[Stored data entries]
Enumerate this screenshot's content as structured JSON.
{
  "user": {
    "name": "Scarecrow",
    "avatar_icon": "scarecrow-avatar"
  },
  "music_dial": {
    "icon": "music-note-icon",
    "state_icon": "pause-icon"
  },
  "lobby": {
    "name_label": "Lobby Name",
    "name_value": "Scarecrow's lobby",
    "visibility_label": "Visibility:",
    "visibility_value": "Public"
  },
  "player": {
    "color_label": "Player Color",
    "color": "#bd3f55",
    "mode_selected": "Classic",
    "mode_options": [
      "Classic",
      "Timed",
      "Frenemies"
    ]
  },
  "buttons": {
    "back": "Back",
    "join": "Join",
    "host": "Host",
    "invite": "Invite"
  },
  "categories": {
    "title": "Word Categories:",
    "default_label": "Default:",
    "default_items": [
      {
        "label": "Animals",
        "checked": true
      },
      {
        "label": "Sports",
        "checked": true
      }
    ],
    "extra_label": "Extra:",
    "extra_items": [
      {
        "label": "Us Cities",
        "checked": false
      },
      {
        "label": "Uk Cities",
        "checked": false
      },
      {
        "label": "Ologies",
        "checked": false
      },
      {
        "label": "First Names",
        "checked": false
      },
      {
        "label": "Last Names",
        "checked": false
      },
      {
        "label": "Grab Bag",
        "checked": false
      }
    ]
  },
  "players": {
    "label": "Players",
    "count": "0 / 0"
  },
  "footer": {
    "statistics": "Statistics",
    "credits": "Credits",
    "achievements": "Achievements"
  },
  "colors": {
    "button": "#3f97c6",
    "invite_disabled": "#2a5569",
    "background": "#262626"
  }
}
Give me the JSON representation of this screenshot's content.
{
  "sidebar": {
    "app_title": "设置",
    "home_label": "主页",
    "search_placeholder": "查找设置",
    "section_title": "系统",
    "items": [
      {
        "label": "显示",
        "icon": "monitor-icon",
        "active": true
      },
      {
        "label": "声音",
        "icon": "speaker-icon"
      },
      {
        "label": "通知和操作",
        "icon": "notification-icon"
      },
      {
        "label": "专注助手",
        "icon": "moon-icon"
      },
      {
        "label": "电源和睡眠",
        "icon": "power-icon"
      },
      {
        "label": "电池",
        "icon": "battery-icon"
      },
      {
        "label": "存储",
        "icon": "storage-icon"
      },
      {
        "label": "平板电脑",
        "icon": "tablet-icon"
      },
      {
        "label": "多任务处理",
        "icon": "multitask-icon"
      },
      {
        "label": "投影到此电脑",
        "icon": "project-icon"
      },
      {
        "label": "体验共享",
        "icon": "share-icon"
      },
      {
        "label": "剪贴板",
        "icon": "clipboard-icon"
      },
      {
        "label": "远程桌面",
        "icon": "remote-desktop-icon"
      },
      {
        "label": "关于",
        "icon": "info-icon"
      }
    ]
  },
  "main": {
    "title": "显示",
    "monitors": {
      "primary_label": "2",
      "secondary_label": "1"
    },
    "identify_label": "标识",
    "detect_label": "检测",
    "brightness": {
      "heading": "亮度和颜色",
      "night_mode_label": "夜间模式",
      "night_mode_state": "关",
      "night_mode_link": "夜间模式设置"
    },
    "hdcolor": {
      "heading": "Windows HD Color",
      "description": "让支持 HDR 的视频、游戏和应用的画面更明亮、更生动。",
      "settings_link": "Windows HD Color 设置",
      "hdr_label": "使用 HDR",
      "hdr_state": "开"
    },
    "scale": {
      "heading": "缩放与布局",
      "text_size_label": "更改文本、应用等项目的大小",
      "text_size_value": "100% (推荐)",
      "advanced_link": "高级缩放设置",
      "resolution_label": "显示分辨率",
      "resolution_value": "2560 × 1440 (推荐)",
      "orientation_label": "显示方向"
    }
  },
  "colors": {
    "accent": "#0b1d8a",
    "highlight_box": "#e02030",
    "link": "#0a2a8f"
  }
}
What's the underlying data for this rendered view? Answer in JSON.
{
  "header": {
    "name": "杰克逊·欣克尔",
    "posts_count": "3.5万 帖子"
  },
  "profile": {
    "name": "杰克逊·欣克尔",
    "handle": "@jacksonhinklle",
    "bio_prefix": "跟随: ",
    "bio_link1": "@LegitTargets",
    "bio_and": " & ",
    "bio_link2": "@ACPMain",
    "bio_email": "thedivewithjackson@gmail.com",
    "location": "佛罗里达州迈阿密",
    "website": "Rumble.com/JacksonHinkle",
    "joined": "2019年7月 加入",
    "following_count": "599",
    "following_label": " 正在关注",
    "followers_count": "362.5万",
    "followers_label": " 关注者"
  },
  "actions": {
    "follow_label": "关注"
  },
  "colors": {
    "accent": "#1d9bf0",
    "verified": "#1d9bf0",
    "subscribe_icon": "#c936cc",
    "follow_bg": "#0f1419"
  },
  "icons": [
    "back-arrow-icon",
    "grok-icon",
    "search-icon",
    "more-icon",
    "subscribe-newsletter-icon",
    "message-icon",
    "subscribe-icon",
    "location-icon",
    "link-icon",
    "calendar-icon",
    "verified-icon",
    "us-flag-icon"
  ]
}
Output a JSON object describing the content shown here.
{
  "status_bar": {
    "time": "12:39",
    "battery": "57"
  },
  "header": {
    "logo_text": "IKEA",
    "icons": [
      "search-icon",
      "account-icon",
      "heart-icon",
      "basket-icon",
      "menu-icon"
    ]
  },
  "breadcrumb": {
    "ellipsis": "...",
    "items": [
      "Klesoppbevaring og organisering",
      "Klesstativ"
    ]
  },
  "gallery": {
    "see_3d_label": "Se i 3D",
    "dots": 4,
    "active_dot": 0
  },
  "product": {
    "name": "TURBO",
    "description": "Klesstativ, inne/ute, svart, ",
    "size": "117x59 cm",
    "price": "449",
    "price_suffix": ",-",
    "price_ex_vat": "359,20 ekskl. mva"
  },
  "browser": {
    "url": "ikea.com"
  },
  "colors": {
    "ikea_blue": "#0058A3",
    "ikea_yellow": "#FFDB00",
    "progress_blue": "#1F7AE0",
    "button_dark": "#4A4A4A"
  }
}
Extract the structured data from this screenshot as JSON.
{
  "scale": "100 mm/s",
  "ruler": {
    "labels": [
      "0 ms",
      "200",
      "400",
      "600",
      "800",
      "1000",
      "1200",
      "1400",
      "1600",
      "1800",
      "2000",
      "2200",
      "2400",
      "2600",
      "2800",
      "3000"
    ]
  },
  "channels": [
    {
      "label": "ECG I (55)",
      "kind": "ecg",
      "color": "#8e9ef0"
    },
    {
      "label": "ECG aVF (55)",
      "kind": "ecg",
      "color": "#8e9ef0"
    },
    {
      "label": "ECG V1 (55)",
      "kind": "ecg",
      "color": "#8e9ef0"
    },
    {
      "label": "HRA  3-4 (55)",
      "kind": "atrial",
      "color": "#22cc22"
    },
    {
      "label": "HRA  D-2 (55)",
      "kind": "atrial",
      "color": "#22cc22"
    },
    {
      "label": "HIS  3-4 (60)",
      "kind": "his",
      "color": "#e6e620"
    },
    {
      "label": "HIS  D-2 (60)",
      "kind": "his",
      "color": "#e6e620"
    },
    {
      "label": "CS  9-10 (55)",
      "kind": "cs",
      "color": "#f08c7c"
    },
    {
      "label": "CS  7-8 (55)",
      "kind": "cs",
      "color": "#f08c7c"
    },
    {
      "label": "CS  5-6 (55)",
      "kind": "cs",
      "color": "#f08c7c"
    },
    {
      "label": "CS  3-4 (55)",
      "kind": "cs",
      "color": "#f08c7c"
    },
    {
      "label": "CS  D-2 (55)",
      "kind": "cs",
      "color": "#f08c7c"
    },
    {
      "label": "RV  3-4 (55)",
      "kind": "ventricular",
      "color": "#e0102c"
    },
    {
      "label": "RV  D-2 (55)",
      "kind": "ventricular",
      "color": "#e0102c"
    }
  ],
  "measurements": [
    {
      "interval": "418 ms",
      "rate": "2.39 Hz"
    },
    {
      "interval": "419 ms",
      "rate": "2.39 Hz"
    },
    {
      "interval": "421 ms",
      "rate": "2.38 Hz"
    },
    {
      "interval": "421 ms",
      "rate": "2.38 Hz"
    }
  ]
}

▸ **The task**
State the count of lines in the data holding the word "Klesstativ", adding nothing to it.

▸ **Answer to the task**
2